Output all the entries word for word. Omit the pictures.
═══
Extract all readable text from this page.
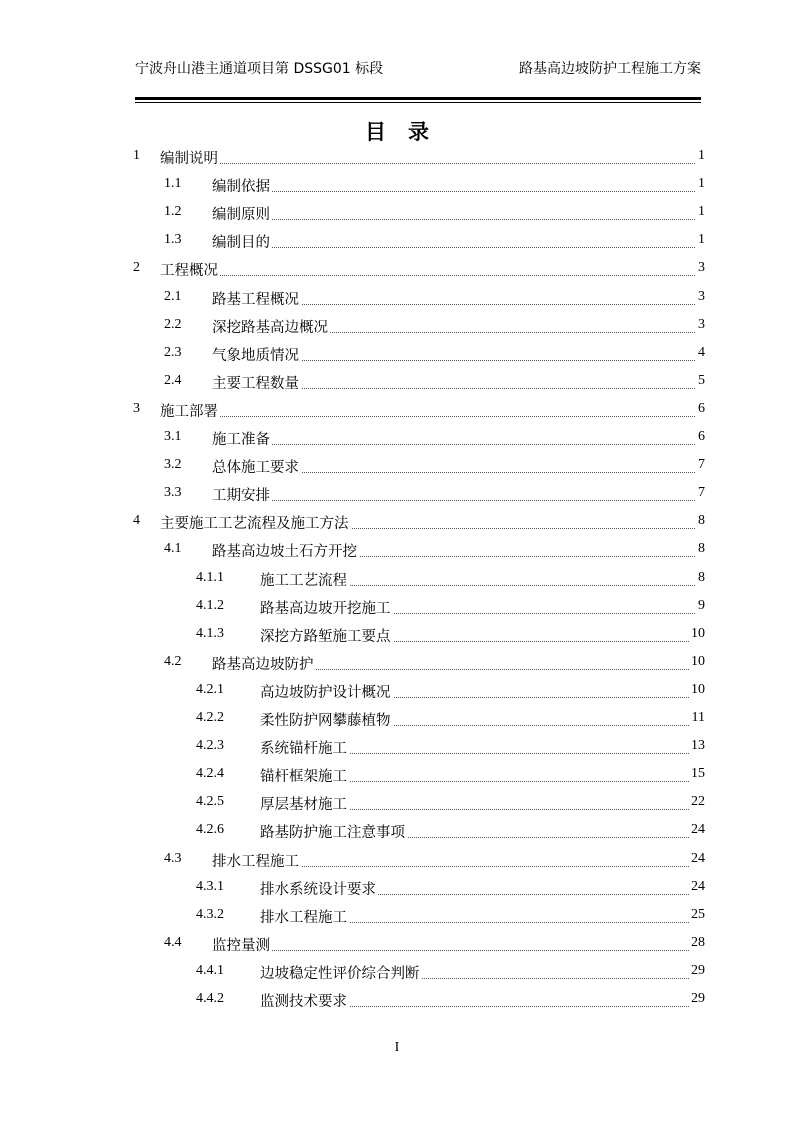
宁波舟山港主通道项目第 DSSG01 标段	路基高边坡防护工程施工方案
目录
1 编制说明	1
1.1 编制依据	1
1.2 编制原则	1
1.3 编制目的	1
2 工程概况	3
2.1 路基工程概况	3
2.2 深挖路基高边概况	3
2.3 气象地质情况	4
2.4 主要工程数量	5
3 施工部署	6
3.1 施工准备	6
3.2 总体施工要求	7
3.3 工期安排	7
4 主要施工工艺流程及施工方法	8
4.1 路基高边坡土石方开挖	8
4.1.1 施工工艺流程	8
4.1.2 路基高边坡开挖施工	9
4.1.3 深挖方路堑施工要点	10
4.2 路基高边坡防护	10
4.2.1 高边坡防护设计概况	10
4.2.2 柔性防护网攀藤植物	11
4.2.3 系统锚杆施工	13
4.2.4 锚杆框架施工	15
4.2.5 厚层基材施工	22
4.2.6 路基防护施工注意事项	24
4.3 排水工程施工	24
4.3.1 排水系统设计要求	24
4.3.2 排水工程施工	25
4.4 监控量测	28
4.4.1 边坡稳定性评价综合判断	29
4.4.2 监测技术要求	29
I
═══
## Written solution
Extract all readable text from this page.
宁波舟山港主通道项目第 DSSG01 标段	路基高边坡防护工程施工方案
目录
1 编制说明	1
1.1 编制依据	1
1.2 编制原则	1
1.3 编制目的	1
2 工程概况	3
2.1 路基工程概况	3
2.2 深挖路基高边概况	3
2.3 气象地质情况	4
2.4 主要工程数量	5
3 施工部署	6
3.1 施工准备	6
3.2 总体施工要求	7
3.3 工期安排	7
4 主要施工工艺流程及施工方法	8
4.1 路基高边坡土石方开挖	8
4.1.1 施工工艺流程	8
4.1.2 路基高边坡开挖施工	9
4.1.3 深挖方路堑施工要点	10
4.2 路基高边坡防护	10
4.2.1 高边坡防护设计概况	10
4.2.2 柔性防护网攀藤植物	11
4.2.3 系统锚杆施工	13
4.2.4 锚杆框架施工	15
4.2.5 厚层基材施工	22
4.2.6 路基防护施工注意事项	24
4.3 排水工程施工	24
4.3.1 排水系统设计要求	24
4.3.2 排水工程施工	25
4.4 监控量测	28
4.4.1 边坡稳定性评价综合判断	29
4.4.2 监测技术要求	29
I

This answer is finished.